● **What is being asked**: Leave out the pictures and copy everything else in the entries exactly.

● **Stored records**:
▬▬▬▬▬▬

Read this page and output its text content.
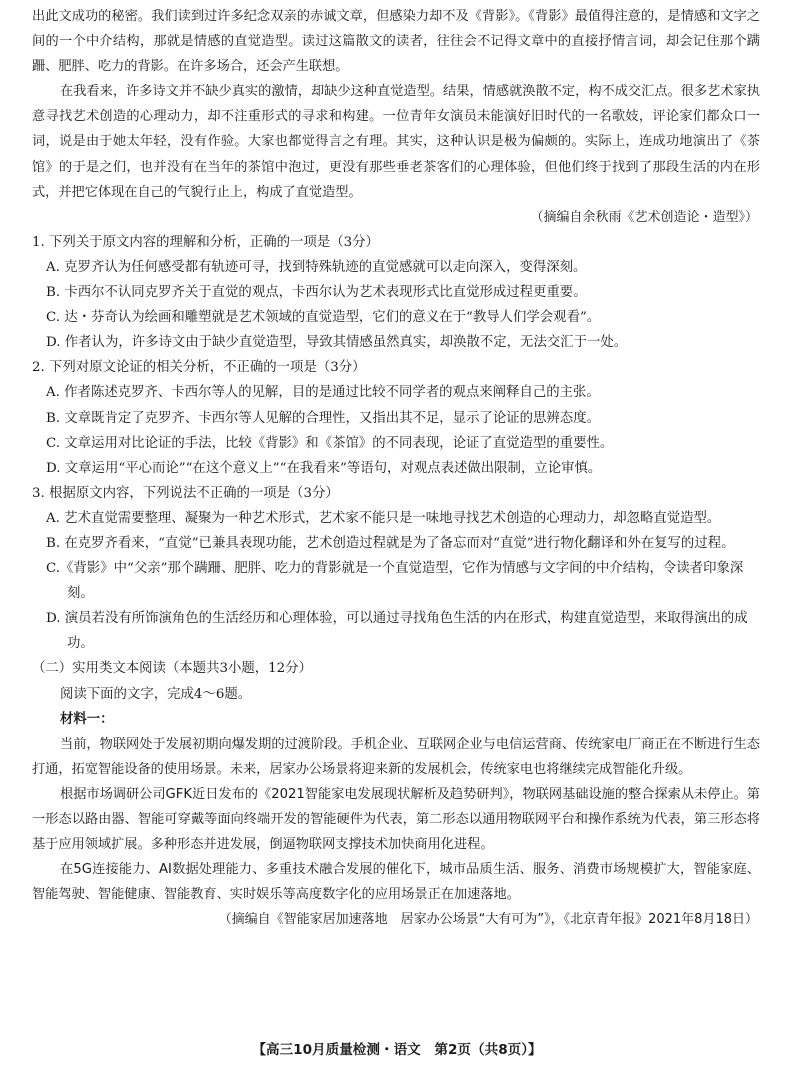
出此文成功的秘密。我们读到过许多纪念双亲的赤诚文章，但感染力却不及《背影》。《背影》最值得注意的，是情感和文字之间的一个中介结构，那就是情感的直觉造型。读过这篇散文的读者，往往会不记得文章中的直接抒情言词，却会记住那个蹒跚、肥胖、吃力的背影。在许多场合，还会产生联想。

在我看来，许多诗文并不缺少真实的激情，却缺少这种直觉造型。结果，情感就涣散不定，构不成交汇点。很多艺术家执意寻找艺术创造的心理动力，却不注重形式的寻求和构建。一位青年女演员未能演好旧时代的一名歌妓，评论家们都众口一词，说是由于她太年轻，没有作验。大家也都觉得言之有理。其实，这种认识是极为偏颇的。实际上，连成功地演出了《茶馆》的于是之们，也并没有在当年的茶馆中泡过，更没有那些垂老茶客们的心理体验，但他们终于找到了那段生活的内在形式，并把它体现在自己的气貌行止上，构成了直觉造型。

（摘编自余秋雨《艺术创造论・造型》）

1. 下列关于原文内容的理解和分析，正确的一项是（3分）

A. 克罗齐认为任何感受都有轨迹可寻，找到特殊轨迹的直觉感就可以走向深入，变得深刻。

B. 卡西尔不认同克罗齐关于直觉的观点，卡西尔认为艺术表现形式比直觉形成过程更重要。

C. 达・芬奇认为绘画和雕塑就是艺术领域的直觉造型，它们的意义在于“教导人们学会观看”。

D. 作者认为，许多诗文由于缺少直觉造型，导致其情感虽然真实，却涣散不定，无法交汇于一处。

2. 下列对原文论证的相关分析，不正确的一项是（3分）

A. 作者陈述克罗齐、卡西尔等人的见解，目的是通过比较不同学者的观点来阐释自己的主张。

B. 文章既肯定了克罗齐、卡西尔等人见解的合理性，又指出其不足，显示了论证的思辨态度。

C. 文章运用对比论证的手法，比较《背影》和《茶馆》的不同表现，论证了直觉造型的重要性。

D. 文章运用“平心而论”“在这个意义上”“在我看来”等语句，对观点表述做出限制，立论审慎。

3. 根据原文内容，下列说法不正确的一项是（3分）

A. 艺术直觉需要整理、凝聚为一种艺术形式，艺术家不能只是一味地寻找艺术创造的心理动力，却忽略直觉造型。

B. 在克罗齐看来，“直觉”已兼具表现功能，艺术创造过程就是为了备忘而对“直觉”进行物化翻译和外在复写的过程。

C.《背影》中“父亲”那个蹒跚、肥胖、吃力的背影就是一个直觉造型，它作为情感与文字间的中介结构，令读者印象深刻。

D. 演员若没有所饰演角色的生活经历和心理体验，可以通过寻找角色生活的内在形式，构建直觉造型，来取得演出的成功。

（二）实用类文本阅读（本题共3小题，12分）

阅读下面的文字，完成4～6题。

材料一：

当前，物联网处于发展初期向爆发期的过渡阶段。手机企业、互联网企业与电信运营商、传统家电厂商正在不断进行生态打通，拓宽智能设备的使用场景。未来，居家办公场景将迎来新的发展机会，传统家电也将继续完成智能化升级。

根据市场调研公司GFK近日发布的《2021智能家电发展现状解析及趋势研判》，物联网基础设施的整合探索从未停止。第一形态以路由器、智能可穿戴等面向终端开发的智能硬件为代表，第二形态以通用物联网平台和操作系统为代表，第三形态将基于应用领域扩展。多种形态并进发展，倒逼物联网支撑技术加快商用化进程。

在5G连接能力、AI数据处理能力、多重技术融合发展的催化下，城市品质生活、服务、消费市场规模扩大，智能家庭、智能驾驶、智能健康、智能教育、实时娱乐等高度数字化的应用场景正在加速落地。

（摘编自《智能家居加速落地　居家办公场景“大有可为”》，《北京青年报》2021年8月18日）

【高三10月质量检测・语文　第2页（共8页）】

▬▬▬▬▬▬

● **Output of the exercise**:
Read this page and output its text content.
出此文成功的秘密。我们读到过许多纪念双亲的赤诚文章，但感染力却不及《背影》。《背影》最值得注意的，是情感和文字之间的一个中介结构，那就是情感的直觉造型。读过这篇散文的读者，往往会不记得文章中的直接抒情言词，却会记住那个蹒跚、肥胖、吃力的背影。在许多场合，还会产生联想。

在我看来，许多诗文并不缺少真实的激情，却缺少这种直觉造型。结果，情感就涣散不定，构不成交汇点。很多艺术家执意寻找艺术创造的心理动力，却不注重形式的寻求和构建。一位青年女演员未能演好旧时代的一名歌妓，评论家们都众口一词，说是由于她太年轻，没有作验。大家也都觉得言之有理。其实，这种认识是极为偏颇的。实际上，连成功地演出了《茶馆》的于是之们，也并没有在当年的茶馆中泡过，更没有那些垂老茶客们的心理体验，但他们终于找到了那段生活的内在形式，并把它体现在自己的气貌行止上，构成了直觉造型。

（摘编自余秋雨《艺术创造论・造型》）

1. 下列关于原文内容的理解和分析，正确的一项是（3分）

A. 克罗齐认为任何感受都有轨迹可寻，找到特殊轨迹的直觉感就可以走向深入，变得深刻。

B. 卡西尔不认同克罗齐关于直觉的观点，卡西尔认为艺术表现形式比直觉形成过程更重要。

C. 达・芬奇认为绘画和雕塑就是艺术领域的直觉造型，它们的意义在于“教导人们学会观看”。

D. 作者认为，许多诗文由于缺少直觉造型，导致其情感虽然真实，却涣散不定，无法交汇于一处。

2. 下列对原文论证的相关分析，不正确的一项是（3分）

A. 作者陈述克罗齐、卡西尔等人的见解，目的是通过比较不同学者的观点来阐释自己的主张。

B. 文章既肯定了克罗齐、卡西尔等人见解的合理性，又指出其不足，显示了论证的思辨态度。

C. 文章运用对比论证的手法，比较《背影》和《茶馆》的不同表现，论证了直觉造型的重要性。

D. 文章运用“平心而论”“在这个意义上”“在我看来”等语句，对观点表述做出限制，立论审慎。

3. 根据原文内容，下列说法不正确的一项是（3分）

A. 艺术直觉需要整理、凝聚为一种艺术形式，艺术家不能只是一味地寻找艺术创造的心理动力，却忽略直觉造型。

B. 在克罗齐看来，“直觉”已兼具表现功能，艺术创造过程就是为了备忘而对“直觉”进行物化翻译和外在复写的过程。

C.《背影》中“父亲”那个蹒跚、肥胖、吃力的背影就是一个直觉造型，它作为情感与文字间的中介结构，令读者印象深刻。

D. 演员若没有所饰演角色的生活经历和心理体验，可以通过寻找角色生活的内在形式，构建直觉造型，来取得演出的成功。

（二）实用类文本阅读（本题共3小题，12分）

阅读下面的文字，完成4～6题。

材料一：

当前，物联网处于发展初期向爆发期的过渡阶段。手机企业、互联网企业与电信运营商、传统家电厂商正在不断进行生态打通，拓宽智能设备的使用场景。未来，居家办公场景将迎来新的发展机会，传统家电也将继续完成智能化升级。

根据市场调研公司GFK近日发布的《2021智能家电发展现状解析及趋势研判》，物联网基础设施的整合探索从未停止。第一形态以路由器、智能可穿戴等面向终端开发的智能硬件为代表，第二形态以通用物联网平台和操作系统为代表，第三形态将基于应用领域扩展。多种形态并进发展，倒逼物联网支撑技术加快商用化进程。

在5G连接能力、AI数据处理能力、多重技术融合发展的催化下，城市品质生活、服务、消费市场规模扩大，智能家庭、智能驾驶、智能健康、智能教育、实时娱乐等高度数字化的应用场景正在加速落地。

（摘编自《智能家居加速落地　居家办公场景“大有可为”》，《北京青年报》2021年8月18日）

【高三10月质量检测・语文　第2页（共8页）】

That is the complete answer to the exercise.